■ STATED PROBLEM ■
Every line of the material is to be quoted verbatim, minus the pictures.

====== PROVIDED INFORMATION ======

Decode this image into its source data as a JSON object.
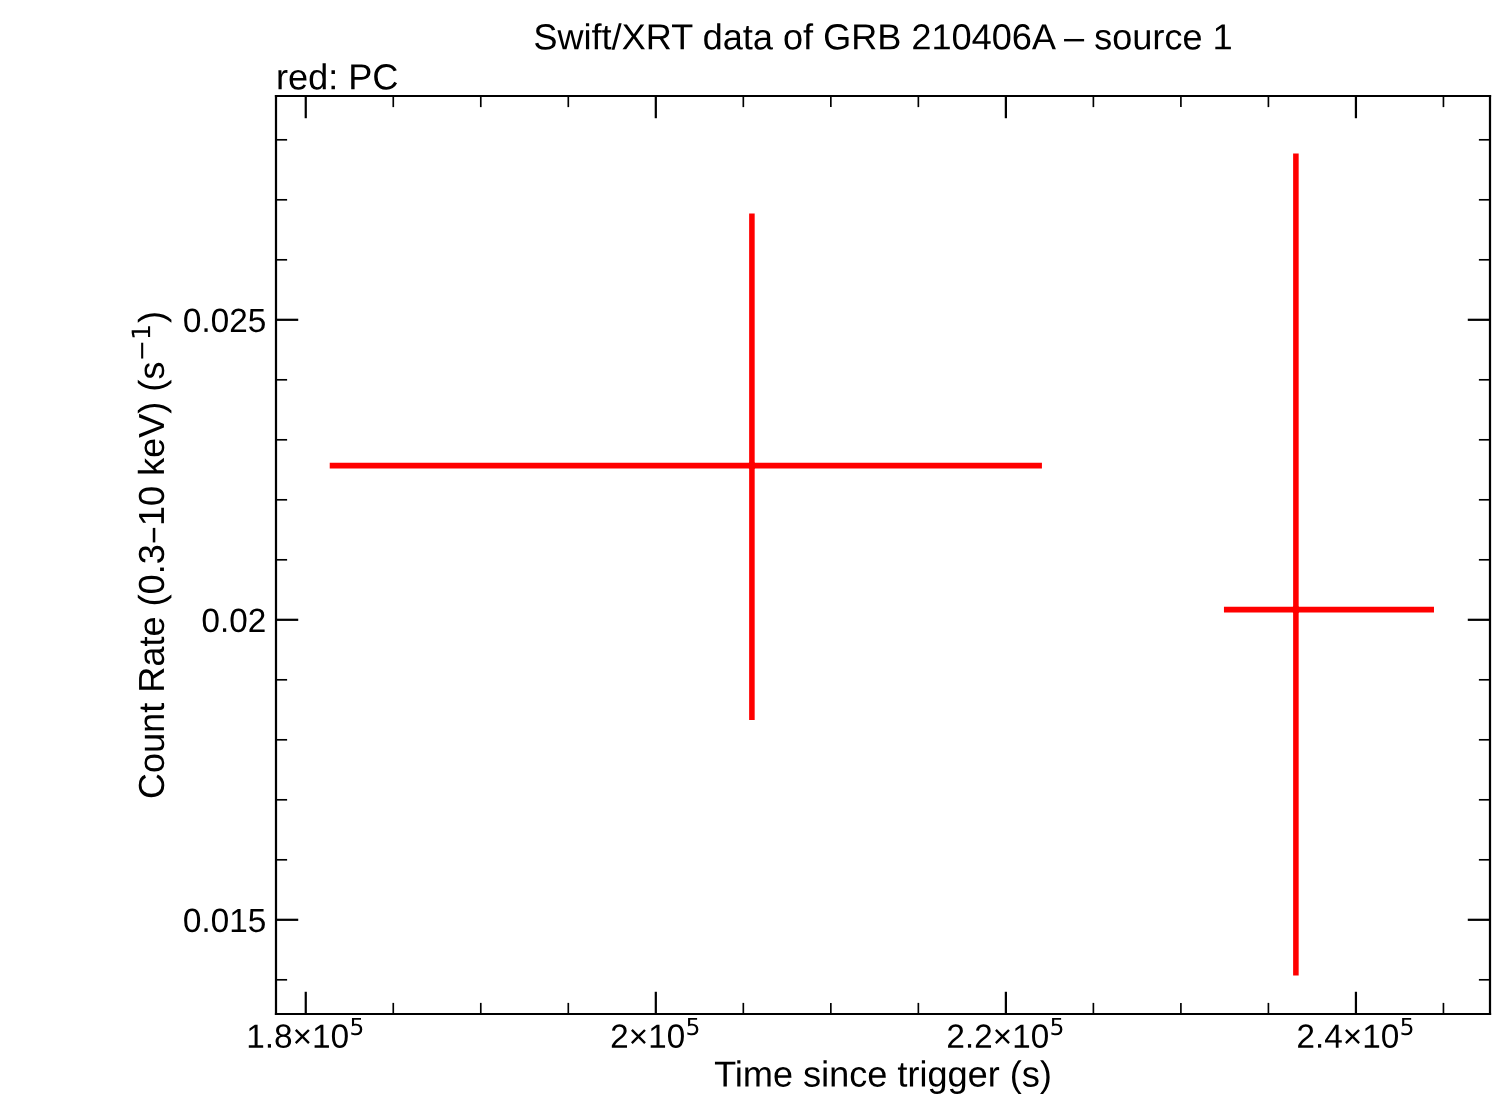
{
  "chart_data": {
    "type": "scatter",
    "title": "Swift/XRT data of GRB 210406A – source 1",
    "subtitle": "red: PC",
    "xlabel": "Time since trigger (s)",
    "ylabel": "Count Rate (0.3–10 keV) (s$^{−1}$)",
    "series": [
      {
        "color": "#ff0000",
        "x": [
          205490,
          236570
        ],
        "values": [
          0.02257,
          0.02017
        ],
        "errors": [
          [
            0.01833,
            0.02677
          ],
          [
            0.01407,
            0.02777
          ]
        ],
        "xerrors": [
          [
            181370,
            222060
          ],
          [
            232460,
            244460
          ]
        ]
      }
    ],
    "marker": "none",
    "grid": false,
    "legend": false,
    "xlim": [
      178300,
      247660
    ],
    "ylim": [
      0.01343,
      0.02873
    ],
    "xticks": [
      {
        "value": 180000,
        "label": "1.8×10$^{5}$"
      },
      {
        "value": 200000,
        "label": "2×10$^{5}$"
      },
      {
        "value": 220000,
        "label": "2.2×10$^{5}$"
      },
      {
        "value": 240000,
        "label": "2.4×10$^{5}$"
      }
    ],
    "yticks": [
      {
        "value": 0.015,
        "label": "0.015"
      },
      {
        "value": 0.02,
        "label": "0.02"
      },
      {
        "value": 0.025,
        "label": "0.025"
      }
    ]
  }
}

======

■ ANSWER BELOW ■
Decode this image into its source data as a JSON object.
{
  "chart_data": {
    "type": "scatter",
    "title": "Swift/XRT data of GRB 210406A – source 1",
    "subtitle": "red: PC",
    "xlabel": "Time since trigger (s)",
    "ylabel": "Count Rate (0.3–10 keV) (s$^{−1}$)",
    "series": [
      {
        "color": "#ff0000",
        "x": [
          205490,
          236570
        ],
        "values": [
          0.02257,
          0.02017
        ],
        "errors": [
          [
            0.01833,
            0.02677
          ],
          [
            0.01407,
            0.02777
          ]
        ],
        "xerrors": [
          [
            181370,
            222060
          ],
          [
            232460,
            244460
          ]
        ]
      }
    ],
    "marker": "none",
    "grid": false,
    "legend": false,
    "xlim": [
      178300,
      247660
    ],
    "ylim": [
      0.01343,
      0.02873
    ],
    "xticks": [
      {
        "value": 180000,
        "label": "1.8×10$^{5}$"
      },
      {
        "value": 200000,
        "label": "2×10$^{5}$"
      },
      {
        "value": 220000,
        "label": "2.2×10$^{5}$"
      },
      {
        "value": 240000,
        "label": "2.4×10$^{5}$"
      }
    ],
    "yticks": [
      {
        "value": 0.015,
        "label": "0.015"
      },
      {
        "value": 0.02,
        "label": "0.02"
      },
      {
        "value": 0.025,
        "label": "0.025"
      }
    ]
  }
}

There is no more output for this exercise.